- Extrait fourni
Promenade sur le versant sauvage
(ou le second volet de l'hommage à Lou Reed après la critique du premier album du Velvet Underground :
http://www.senscritique.com/album/The_Velvet_Underground_Nico/critique/21312813 )
A un moment, pas très longtemps, l'ami américain a tendu l'oreille et son visage a marqué une surprise certaine - "Oh! my God ..." Il avait dû entendre la chanson quelques dizaines de fois, chez lui, du côté de Saint-Louis Missouri, sans jamais vraiment prêter attention aux mots. Comme des millions d'Américains, et peut-être même leurs censeurs professionnels, habituellement si vertueux. Mais à cet instant, peut-être à cause de la présence d'étrangers, à la fois séduits et totalement ignorants du texte, il s'était un peu plus intéressé au texte et aux étonnants jeux de mots, très étonnants ...
Candy came from out on the Island
In the backroom she was everybody's darling
But she never lost her head
Even when she was given head ...
(Candy venait de Long Island / dans l'antichambre elle était à tout le monde / mais elle ne perdait jamais la tête / même quand elle ne savait plus où donner de la tête ...)
Et défilent les figures les plus pathétiques et les plus magnifiques de la Factory - telles qu'en elles-mêmes, telles que Lou Reed lui-même les avait déjà évoquées : "les choses les plus étonnantes, les plus drôles, les plus tristes ..." Dans le premier album du Velvet, une chanson, d'ailleurs assez peu connue, "Run, run, run", annonce très directement Walk on the wild side, avec son défilés de marginaux, en quête de doses, en quête de passes, "a hustle here, a hustle there", avec un presque copié/collé des mots à venir : ... take a walk down to Union Square.
A quoi peut donc tenir le caractère mythique d'une chanson, définitivement culte ?
... à UNE LIGNE DE BASSE ?
(obsédante, dès la toute première note, mais certes pas mécanique, non sans nuances)
http://www.youtube.com/watch?v=4wNknGIKkoA
(tout le long du morceau, en amont même du texte pendant les 20 premières secondes)
Et défilent les silhouettes les plus dérisoires et les plus magnifiques de la Factory.
Holly came from Miami FLA
Hitch-hiked her way across the USA
Plucked her eye-brows on the way
Shaved her legs and then he was a she ...

- Données fournies
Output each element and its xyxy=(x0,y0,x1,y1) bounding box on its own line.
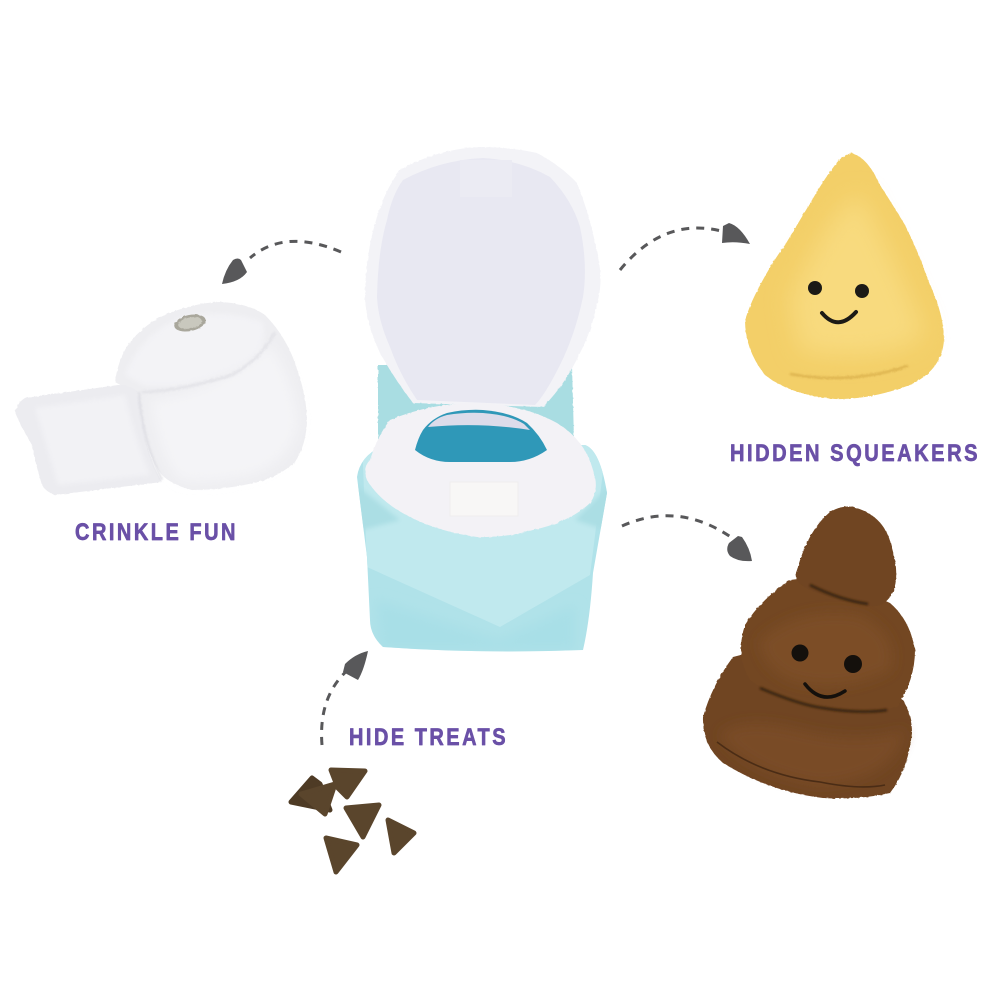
roll body xyxy=(115,302,307,490)
hole xyxy=(415,410,547,462)
hanging sheet flap xyxy=(15,385,162,495)
arrow: to toilet from treats xyxy=(322,651,368,745)
label: crinkle fun: CRINKLE FUN xyxy=(75,519,238,546)
bowl rim xyxy=(365,403,596,537)
face xyxy=(792,644,808,662)
icon: yellow plush face xyxy=(808,281,869,322)
bottom tier xyxy=(703,650,912,798)
icon: toilet plush xyxy=(350,147,615,655)
lid outer xyxy=(365,147,600,407)
toilet tank back xyxy=(378,365,574,440)
icon: dog treats xyxy=(291,770,414,872)
label: hide treats: HIDE TREATS xyxy=(349,724,508,751)
velcro patch xyxy=(450,482,518,516)
squeaker disc xyxy=(173,312,207,334)
toilet base xyxy=(350,440,615,655)
arrow: to yellow squeaker xyxy=(620,223,750,270)
top tier xyxy=(796,507,896,606)
arrow: to poop xyxy=(622,516,752,561)
seam xyxy=(142,332,275,392)
lid inner xyxy=(377,158,585,405)
icon: poop plush xyxy=(703,507,915,798)
arrow: to toilet paper xyxy=(222,241,341,284)
icon: toilet paper roll plush xyxy=(15,302,307,495)
icon: yellow plush xyxy=(745,153,944,399)
middle tier xyxy=(741,575,915,711)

- Consignes écrites
a) Dans le texte sur la chanson de Lou Reed, extrayez le passage qui s'ouvre sur les mots contenant "Et défilent les figures" et se ferme sur "LIGNE DE BASSE ?".
b) Répondez d'après le texte sur Walk on the wild side :
(i) De quel coin des États-Unis vient l'ami américain ?
(ii) Quelle chanson du premier album du Velvet annonce Walk on the wild side ?
(iii) Pendant combien de secondes la ligne de basse joue-t-elle avant le début du texte ?
Le matériel fourni ne joue aucun rôle dans ce travail.

- Réponses attendues
a)
Et défilent les figures les plus pathétiques et les plus magnifiques de la Factory - telles qu'en elles-mêmes, telles que Lou Reed lui-même les avait déjà évoquées : "les choses les plus étonnantes, les plus drôles, les plus tristes ..." Dans le premier album du Velvet, une chanson, d'ailleurs assez peu connue, "Run, run, run", annonce très directement Walk on the wild side, avec son défilés de marginaux, en quête de doses, en quête de passes, "a hustle here, a hustle there", avec un presque copié/collé des mots à venir : ... take a walk down to Union Square.
A quoi peut donc tenir le caractère mythique d'une chanson, définitivement culte ?
... à UNE LIGNE DE BASSE ?

b)
(i) Du côté de Saint-Louis, dans le Missouri.
(ii) "Run, run, run".
(iii) Pendant les 20 premières secondes.